Extracted data entries:
%%
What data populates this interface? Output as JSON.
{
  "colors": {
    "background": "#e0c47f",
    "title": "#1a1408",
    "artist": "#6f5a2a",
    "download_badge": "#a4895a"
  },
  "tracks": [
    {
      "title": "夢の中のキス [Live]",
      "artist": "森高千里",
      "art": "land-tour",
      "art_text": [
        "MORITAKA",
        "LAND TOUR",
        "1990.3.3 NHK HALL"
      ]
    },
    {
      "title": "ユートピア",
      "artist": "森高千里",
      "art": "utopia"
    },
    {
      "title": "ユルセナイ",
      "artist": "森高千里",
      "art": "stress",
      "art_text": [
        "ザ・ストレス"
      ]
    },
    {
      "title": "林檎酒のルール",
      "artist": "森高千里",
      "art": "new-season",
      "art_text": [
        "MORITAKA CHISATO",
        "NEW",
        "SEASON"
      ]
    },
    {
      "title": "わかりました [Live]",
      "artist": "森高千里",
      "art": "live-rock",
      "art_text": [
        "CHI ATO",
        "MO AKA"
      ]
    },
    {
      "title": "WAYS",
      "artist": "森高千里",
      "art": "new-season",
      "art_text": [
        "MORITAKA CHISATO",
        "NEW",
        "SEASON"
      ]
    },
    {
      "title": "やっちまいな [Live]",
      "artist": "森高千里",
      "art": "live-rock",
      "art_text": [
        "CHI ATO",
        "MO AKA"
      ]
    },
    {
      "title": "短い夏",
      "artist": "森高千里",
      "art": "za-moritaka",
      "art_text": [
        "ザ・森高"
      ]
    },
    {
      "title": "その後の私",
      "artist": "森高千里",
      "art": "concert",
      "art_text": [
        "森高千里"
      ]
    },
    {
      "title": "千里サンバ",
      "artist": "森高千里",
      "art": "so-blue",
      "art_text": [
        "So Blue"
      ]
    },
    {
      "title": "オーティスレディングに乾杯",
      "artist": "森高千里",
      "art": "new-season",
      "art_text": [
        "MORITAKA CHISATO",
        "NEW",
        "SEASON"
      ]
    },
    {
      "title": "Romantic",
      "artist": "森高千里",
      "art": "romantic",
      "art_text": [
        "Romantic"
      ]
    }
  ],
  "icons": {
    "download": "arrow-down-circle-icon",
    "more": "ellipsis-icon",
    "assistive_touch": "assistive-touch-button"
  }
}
%%
Exactly reproduce every line of the data above.

What data populates this interface? Output as JSON.
{
  "colors": {
    "background": "#e0c47f",
    "title": "#1a1408",
    "artist": "#6f5a2a",
    "download_badge": "#a4895a"
  },
  "tracks": [
    {
      "title": "夢の中のキス [Live]",
      "artist": "森高千里",
      "art": "land-tour",
      "art_text": [
        "MORITAKA",
        "LAND TOUR",
        "1990.3.3 NHK HALL"
      ]
    },
    {
      "title": "ユートピア",
      "artist": "森高千里",
      "art": "utopia"
    },
    {
      "title": "ユルセナイ",
      "artist": "森高千里",
      "art": "stress",
      "art_text": [
        "ザ・ストレス"
      ]
    },
    {
      "title": "林檎酒のルール",
      "artist": "森高千里",
      "art": "new-season",
      "art_text": [
        "MORITAKA CHISATO",
        "NEW",
        "SEASON"
      ]
    },
    {
      "title": "わかりました [Live]",
      "artist": "森高千里",
      "art": "live-rock",
      "art_text": [
        "CHI ATO",
        "MO AKA"
      ]
    },
    {
      "title": "WAYS",
      "artist": "森高千里",
      "art": "new-season",
      "art_text": [
        "MORITAKA CHISATO",
        "NEW",
        "SEASON"
      ]
    },
    {
      "title": "やっちまいな [Live]",
      "artist": "森高千里",
      "art": "live-rock",
      "art_text": [
        "CHI ATO",
        "MO AKA"
      ]
    },
    {
      "title": "短い夏",
      "artist": "森高千里",
      "art": "za-moritaka",
      "art_text": [
        "ザ・森高"
      ]
    },
    {
      "title": "その後の私",
      "artist": "森高千里",
      "art": "concert",
      "art_text": [
        "森高千里"
      ]
    },
    {
      "title": "千里サンバ",
      "artist": "森高千里",
      "art": "so-blue",
      "art_text": [
        "So Blue"
      ]
    },
    {
      "title": "オーティスレディングに乾杯",
      "artist": "森高千里",
      "art": "new-season",
      "art_text": [
        "MORITAKA CHISATO",
        "NEW",
        "SEASON"
      ]
    },
    {
      "title": "Romantic",
      "artist": "森高千里",
      "art": "romantic",
      "art_text": [
        "Romantic"
      ]
    }
  ],
  "icons": {
    "download": "arrow-down-circle-icon",
    "more": "ellipsis-icon",
    "assistive_touch": "assistive-touch-button"
  }
}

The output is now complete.